DATA SECTION:
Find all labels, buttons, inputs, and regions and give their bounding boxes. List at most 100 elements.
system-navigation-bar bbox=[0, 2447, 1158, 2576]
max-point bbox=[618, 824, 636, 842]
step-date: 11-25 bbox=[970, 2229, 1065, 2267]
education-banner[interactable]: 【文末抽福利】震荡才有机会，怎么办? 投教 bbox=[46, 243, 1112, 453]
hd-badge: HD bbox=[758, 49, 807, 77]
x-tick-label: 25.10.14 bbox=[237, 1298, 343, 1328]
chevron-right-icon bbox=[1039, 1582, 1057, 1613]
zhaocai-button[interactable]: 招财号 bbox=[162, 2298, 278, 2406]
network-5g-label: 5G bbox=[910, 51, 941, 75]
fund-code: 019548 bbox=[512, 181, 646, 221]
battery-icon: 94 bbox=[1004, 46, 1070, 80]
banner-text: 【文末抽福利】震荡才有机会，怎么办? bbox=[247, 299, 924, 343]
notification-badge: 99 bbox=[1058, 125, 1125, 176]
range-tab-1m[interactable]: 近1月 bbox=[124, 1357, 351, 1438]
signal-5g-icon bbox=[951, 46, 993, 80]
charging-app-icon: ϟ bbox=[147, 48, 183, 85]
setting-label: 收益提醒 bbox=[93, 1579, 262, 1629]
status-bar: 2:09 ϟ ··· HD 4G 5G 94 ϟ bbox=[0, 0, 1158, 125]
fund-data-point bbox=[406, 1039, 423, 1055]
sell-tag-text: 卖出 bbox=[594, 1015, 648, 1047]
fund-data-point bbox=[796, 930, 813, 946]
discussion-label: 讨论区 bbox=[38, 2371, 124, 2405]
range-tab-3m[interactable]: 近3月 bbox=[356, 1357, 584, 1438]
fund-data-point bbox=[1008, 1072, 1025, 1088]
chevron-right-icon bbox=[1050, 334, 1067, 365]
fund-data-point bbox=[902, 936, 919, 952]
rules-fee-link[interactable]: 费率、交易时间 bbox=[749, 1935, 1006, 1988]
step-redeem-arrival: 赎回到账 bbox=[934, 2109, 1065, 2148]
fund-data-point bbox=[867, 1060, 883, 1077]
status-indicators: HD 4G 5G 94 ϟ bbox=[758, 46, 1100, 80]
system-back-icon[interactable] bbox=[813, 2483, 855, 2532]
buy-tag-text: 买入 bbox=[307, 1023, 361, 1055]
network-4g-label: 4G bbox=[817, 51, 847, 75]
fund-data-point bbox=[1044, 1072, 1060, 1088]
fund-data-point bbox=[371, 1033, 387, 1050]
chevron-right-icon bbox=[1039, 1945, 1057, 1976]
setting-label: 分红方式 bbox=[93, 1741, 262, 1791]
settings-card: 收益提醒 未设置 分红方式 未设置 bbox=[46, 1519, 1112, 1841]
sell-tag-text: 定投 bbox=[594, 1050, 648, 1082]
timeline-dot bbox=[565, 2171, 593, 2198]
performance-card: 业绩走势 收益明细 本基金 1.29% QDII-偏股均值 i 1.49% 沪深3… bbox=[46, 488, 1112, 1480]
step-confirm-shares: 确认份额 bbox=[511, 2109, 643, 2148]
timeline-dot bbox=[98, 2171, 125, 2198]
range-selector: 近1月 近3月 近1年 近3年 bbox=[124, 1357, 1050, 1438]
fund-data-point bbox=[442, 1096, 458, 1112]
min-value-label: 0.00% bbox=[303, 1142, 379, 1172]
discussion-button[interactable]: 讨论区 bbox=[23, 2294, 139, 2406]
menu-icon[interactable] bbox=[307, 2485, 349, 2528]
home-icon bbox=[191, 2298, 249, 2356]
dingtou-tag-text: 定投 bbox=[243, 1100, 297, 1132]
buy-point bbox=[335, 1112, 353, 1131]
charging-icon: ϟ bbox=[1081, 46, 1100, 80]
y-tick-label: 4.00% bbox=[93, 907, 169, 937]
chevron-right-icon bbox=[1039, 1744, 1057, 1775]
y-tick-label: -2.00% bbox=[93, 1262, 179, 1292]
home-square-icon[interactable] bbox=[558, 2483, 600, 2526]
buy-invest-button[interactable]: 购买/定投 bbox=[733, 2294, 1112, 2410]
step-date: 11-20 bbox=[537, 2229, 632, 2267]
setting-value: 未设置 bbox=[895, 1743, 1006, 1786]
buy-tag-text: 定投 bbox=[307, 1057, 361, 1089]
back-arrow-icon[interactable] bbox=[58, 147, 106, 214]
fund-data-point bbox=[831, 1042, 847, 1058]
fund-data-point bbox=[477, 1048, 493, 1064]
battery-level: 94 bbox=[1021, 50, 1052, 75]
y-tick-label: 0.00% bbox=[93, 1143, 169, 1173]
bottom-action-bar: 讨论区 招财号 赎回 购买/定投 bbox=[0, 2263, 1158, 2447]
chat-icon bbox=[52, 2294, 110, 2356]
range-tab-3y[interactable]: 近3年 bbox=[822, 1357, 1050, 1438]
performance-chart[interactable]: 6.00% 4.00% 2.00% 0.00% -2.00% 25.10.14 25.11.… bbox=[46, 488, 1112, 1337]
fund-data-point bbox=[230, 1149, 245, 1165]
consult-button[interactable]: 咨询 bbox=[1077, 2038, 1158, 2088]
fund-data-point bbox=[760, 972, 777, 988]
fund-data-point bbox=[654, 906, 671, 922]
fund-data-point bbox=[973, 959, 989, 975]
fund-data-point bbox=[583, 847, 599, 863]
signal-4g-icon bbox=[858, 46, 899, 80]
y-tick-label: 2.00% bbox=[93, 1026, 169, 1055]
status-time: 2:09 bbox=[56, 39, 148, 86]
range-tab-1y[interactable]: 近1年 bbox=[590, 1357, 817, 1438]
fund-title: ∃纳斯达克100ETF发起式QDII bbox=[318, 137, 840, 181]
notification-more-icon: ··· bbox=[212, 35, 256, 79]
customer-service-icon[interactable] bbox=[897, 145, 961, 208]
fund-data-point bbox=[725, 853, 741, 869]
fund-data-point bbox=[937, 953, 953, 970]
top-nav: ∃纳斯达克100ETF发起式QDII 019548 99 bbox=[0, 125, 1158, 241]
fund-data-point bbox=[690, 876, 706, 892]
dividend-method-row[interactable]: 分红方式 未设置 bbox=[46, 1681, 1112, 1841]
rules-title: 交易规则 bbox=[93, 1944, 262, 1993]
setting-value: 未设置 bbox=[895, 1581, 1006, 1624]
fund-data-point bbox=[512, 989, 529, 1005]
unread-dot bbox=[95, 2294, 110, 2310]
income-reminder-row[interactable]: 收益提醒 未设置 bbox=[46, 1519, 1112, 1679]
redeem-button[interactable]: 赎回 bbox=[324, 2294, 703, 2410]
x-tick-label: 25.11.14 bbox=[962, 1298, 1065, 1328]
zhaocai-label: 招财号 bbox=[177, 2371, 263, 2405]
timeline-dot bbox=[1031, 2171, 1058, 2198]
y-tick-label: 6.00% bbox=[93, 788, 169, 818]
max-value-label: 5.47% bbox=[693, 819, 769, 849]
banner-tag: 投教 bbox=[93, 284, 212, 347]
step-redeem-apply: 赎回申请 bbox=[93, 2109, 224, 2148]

CHALLENGE: Copy the stretch of entries from the very first line through the line containing "fund-data-point bbox=[406, 1039, 423, 1055]", reproducing each line without any change.

SOLUTION TO THE EXERCISE:
Find all labels, buttons, inputs, and regions and give their bounding boxes. List at most 100 elements.
system-navigation-bar bbox=[0, 2447, 1158, 2576]
max-point bbox=[618, 824, 636, 842]
step-date: 11-25 bbox=[970, 2229, 1065, 2267]
education-banner[interactable]: 【文末抽福利】震荡才有机会，怎么办? 投教 bbox=[46, 243, 1112, 453]
hd-badge: HD bbox=[758, 49, 807, 77]
x-tick-label: 25.10.14 bbox=[237, 1298, 343, 1328]
chevron-right-icon bbox=[1039, 1582, 1057, 1613]
zhaocai-button[interactable]: 招财号 bbox=[162, 2298, 278, 2406]
network-5g-label: 5G bbox=[910, 51, 941, 75]
fund-code: 019548 bbox=[512, 181, 646, 221]
battery-icon: 94 bbox=[1004, 46, 1070, 80]
banner-text: 【文末抽福利】震荡才有机会，怎么办? bbox=[247, 299, 924, 343]
notification-badge: 99 bbox=[1058, 125, 1125, 176]
range-tab-1m[interactable]: 近1月 bbox=[124, 1357, 351, 1438]
signal-5g-icon bbox=[951, 46, 993, 80]
charging-app-icon: ϟ bbox=[147, 48, 183, 85]
setting-label: 收益提醒 bbox=[93, 1579, 262, 1629]
status-bar: 2:09 ϟ ··· HD 4G 5G 94 ϟ bbox=[0, 0, 1158, 125]
fund-data-point bbox=[406, 1039, 423, 1055]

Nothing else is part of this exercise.